Reproduce the listing below without any change.

- **Dataset records**:

* * * * * * * * *

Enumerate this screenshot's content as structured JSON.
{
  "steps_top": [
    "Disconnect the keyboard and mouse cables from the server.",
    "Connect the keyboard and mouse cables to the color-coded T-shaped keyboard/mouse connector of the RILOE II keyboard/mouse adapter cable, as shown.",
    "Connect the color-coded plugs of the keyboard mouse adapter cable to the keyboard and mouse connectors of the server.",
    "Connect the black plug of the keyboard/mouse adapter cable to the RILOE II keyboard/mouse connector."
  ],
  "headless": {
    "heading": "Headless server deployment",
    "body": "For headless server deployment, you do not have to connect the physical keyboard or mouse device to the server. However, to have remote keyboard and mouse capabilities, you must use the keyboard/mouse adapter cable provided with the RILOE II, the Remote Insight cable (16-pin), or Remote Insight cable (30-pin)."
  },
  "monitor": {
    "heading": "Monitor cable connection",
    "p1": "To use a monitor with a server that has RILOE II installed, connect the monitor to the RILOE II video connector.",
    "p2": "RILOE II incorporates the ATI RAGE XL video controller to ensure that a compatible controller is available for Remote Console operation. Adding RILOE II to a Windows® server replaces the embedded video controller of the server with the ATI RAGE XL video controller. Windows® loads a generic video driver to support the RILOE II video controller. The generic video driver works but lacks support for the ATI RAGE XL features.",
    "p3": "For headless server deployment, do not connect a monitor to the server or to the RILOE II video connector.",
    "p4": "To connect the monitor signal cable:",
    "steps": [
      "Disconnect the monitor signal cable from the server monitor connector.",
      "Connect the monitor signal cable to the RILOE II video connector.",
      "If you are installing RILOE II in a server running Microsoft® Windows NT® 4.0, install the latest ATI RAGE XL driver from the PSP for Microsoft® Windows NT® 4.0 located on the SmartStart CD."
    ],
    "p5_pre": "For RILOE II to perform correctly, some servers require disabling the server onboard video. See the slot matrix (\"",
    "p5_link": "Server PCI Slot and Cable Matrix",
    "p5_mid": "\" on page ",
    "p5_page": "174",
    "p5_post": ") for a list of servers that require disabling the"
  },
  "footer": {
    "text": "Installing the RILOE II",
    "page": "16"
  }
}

* * * * * * * * *

- **FINISHED EXERCISE**:
Enumerate this screenshot's content as structured JSON.
{
  "steps_top": [
    "Disconnect the keyboard and mouse cables from the server.",
    "Connect the keyboard and mouse cables to the color-coded T-shaped keyboard/mouse connector of the RILOE II keyboard/mouse adapter cable, as shown.",
    "Connect the color-coded plugs of the keyboard mouse adapter cable to the keyboard and mouse connectors of the server.",
    "Connect the black plug of the keyboard/mouse adapter cable to the RILOE II keyboard/mouse connector."
  ],
  "headless": {
    "heading": "Headless server deployment",
    "body": "For headless server deployment, you do not have to connect the physical keyboard or mouse device to the server. However, to have remote keyboard and mouse capabilities, you must use the keyboard/mouse adapter cable provided with the RILOE II, the Remote Insight cable (16-pin), or Remote Insight cable (30-pin)."
  },
  "monitor": {
    "heading": "Monitor cable connection",
    "p1": "To use a monitor with a server that has RILOE II installed, connect the monitor to the RILOE II video connector.",
    "p2": "RILOE II incorporates the ATI RAGE XL video controller to ensure that a compatible controller is available for Remote Console operation. Adding RILOE II to a Windows® server replaces the embedded video controller of the server with the ATI RAGE XL video controller. Windows® loads a generic video driver to support the RILOE II video controller. The generic video driver works but lacks support for the ATI RAGE XL features.",
    "p3": "For headless server deployment, do not connect a monitor to the server or to the RILOE II video connector.",
    "p4": "To connect the monitor signal cable:",
    "steps": [
      "Disconnect the monitor signal cable from the server monitor connector.",
      "Connect the monitor signal cable to the RILOE II video connector.",
      "If you are installing RILOE II in a server running Microsoft® Windows NT® 4.0, install the latest ATI RAGE XL driver from the PSP for Microsoft® Windows NT® 4.0 located on the SmartStart CD."
    ],
    "p5_pre": "For RILOE II to perform correctly, some servers require disabling the server onboard video. See the slot matrix (\"",
    "p5_link": "Server PCI Slot and Cable Matrix",
    "p5_mid": "\" on page ",
    "p5_page": "174",
    "p5_post": ") for a list of servers that require disabling the"
  },
  "footer": {
    "text": "Installing the RILOE II",
    "page": "16"
  }
}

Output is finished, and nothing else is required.